(Data items)
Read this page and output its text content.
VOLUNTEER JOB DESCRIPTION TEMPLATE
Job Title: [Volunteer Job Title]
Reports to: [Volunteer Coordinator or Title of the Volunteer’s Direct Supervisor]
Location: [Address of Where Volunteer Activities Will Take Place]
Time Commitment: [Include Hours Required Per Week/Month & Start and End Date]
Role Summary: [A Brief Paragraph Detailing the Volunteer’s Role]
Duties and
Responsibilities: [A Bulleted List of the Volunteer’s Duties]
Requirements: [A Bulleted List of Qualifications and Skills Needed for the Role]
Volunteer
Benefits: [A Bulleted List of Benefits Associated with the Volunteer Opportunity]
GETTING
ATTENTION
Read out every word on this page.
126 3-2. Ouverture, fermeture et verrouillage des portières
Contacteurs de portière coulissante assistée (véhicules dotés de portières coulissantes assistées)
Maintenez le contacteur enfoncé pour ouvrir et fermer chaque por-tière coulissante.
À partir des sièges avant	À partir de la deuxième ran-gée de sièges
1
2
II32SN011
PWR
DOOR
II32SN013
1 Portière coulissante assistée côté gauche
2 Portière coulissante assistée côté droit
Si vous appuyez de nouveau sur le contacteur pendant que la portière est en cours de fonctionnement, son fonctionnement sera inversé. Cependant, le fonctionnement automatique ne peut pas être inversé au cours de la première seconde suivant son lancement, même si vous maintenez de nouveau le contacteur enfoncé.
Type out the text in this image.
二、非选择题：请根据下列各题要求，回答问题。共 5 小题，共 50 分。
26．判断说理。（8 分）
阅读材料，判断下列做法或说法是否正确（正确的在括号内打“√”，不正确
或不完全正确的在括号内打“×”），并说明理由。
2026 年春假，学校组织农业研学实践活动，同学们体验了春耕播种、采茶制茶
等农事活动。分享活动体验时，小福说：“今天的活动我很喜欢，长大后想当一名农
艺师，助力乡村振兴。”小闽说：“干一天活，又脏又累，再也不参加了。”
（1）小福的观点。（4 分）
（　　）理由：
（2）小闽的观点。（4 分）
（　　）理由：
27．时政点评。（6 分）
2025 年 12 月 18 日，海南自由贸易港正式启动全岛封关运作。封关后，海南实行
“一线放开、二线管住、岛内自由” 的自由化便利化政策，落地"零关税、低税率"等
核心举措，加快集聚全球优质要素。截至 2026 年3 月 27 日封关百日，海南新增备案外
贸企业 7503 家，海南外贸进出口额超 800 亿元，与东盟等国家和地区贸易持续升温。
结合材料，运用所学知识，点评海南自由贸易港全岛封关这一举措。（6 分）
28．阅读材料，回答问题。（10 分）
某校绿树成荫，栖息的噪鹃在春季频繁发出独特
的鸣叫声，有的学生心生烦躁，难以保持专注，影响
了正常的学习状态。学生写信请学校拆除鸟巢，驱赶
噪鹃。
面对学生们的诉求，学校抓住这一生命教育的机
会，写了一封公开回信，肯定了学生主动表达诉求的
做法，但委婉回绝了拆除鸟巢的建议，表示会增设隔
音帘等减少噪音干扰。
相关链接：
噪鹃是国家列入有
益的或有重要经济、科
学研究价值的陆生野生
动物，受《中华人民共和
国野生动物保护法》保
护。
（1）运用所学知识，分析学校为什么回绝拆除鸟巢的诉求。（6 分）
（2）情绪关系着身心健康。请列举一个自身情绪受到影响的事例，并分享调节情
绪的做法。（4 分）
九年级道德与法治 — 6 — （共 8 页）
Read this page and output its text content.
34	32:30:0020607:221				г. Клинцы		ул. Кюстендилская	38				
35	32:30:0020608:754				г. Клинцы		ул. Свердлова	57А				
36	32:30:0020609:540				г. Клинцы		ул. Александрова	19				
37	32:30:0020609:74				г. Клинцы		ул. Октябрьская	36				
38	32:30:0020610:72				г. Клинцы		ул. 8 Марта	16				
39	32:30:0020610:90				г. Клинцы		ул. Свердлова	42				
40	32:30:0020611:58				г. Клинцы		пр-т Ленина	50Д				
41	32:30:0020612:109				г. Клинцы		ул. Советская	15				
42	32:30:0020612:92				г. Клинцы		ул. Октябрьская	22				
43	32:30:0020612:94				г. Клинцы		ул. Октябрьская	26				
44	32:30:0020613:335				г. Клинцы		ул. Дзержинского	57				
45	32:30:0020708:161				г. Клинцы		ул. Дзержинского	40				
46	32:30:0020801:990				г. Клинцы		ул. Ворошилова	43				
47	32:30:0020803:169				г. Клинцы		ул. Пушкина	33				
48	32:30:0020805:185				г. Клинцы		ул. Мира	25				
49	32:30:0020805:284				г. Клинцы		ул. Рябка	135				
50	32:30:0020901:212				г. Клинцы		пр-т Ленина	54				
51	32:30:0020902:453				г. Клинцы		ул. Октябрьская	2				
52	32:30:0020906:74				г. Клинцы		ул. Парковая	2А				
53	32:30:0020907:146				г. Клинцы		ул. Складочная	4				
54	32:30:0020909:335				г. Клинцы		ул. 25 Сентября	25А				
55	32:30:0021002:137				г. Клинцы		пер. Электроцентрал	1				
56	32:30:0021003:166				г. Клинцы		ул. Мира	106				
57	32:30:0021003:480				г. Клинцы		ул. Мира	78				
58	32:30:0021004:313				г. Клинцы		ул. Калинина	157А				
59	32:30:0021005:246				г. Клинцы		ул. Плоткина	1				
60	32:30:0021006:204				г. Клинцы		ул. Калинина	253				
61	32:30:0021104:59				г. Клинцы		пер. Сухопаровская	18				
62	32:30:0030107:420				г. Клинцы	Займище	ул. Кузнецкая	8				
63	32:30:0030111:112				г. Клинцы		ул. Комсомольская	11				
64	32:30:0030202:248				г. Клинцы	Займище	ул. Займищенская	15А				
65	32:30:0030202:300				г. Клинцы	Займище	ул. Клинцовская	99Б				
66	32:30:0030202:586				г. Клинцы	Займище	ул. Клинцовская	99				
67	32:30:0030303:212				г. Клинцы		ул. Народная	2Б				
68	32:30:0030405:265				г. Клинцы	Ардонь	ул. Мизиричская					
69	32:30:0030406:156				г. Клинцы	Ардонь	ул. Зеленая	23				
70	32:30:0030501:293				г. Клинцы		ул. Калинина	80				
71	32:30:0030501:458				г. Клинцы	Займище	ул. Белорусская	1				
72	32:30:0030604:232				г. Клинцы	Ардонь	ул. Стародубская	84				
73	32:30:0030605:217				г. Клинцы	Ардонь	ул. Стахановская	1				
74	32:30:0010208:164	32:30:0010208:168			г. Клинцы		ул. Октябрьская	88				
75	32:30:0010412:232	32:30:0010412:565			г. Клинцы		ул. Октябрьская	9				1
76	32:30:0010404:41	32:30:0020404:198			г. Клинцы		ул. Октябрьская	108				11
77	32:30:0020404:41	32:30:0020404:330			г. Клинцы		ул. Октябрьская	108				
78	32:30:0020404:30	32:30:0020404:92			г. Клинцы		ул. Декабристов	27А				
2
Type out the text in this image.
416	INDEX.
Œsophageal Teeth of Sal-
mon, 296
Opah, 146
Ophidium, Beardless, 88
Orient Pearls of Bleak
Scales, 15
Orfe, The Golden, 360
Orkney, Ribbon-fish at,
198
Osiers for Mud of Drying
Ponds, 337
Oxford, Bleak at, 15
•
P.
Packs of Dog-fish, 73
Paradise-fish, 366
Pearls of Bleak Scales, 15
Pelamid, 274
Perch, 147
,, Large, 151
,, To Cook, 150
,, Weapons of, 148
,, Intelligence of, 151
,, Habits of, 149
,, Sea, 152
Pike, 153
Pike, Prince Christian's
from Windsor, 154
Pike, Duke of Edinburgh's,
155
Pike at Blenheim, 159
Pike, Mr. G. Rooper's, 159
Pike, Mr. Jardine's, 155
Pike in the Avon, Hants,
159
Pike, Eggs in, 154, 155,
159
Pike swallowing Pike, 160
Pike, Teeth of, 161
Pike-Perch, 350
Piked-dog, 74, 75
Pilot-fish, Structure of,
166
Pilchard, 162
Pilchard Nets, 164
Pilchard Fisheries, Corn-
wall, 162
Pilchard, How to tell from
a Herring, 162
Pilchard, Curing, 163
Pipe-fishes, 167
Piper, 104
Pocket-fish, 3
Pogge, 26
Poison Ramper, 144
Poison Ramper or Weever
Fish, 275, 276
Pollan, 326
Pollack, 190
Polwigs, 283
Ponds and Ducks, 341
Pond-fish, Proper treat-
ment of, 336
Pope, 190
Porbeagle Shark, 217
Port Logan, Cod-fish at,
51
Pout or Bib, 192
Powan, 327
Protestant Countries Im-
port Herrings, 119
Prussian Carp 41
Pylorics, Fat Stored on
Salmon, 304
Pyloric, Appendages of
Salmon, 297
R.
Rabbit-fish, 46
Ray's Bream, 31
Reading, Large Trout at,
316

→ Task objective:
Say how many lines in the records contain the string "Bulleted", and say nothing else.

→ Written reply:
3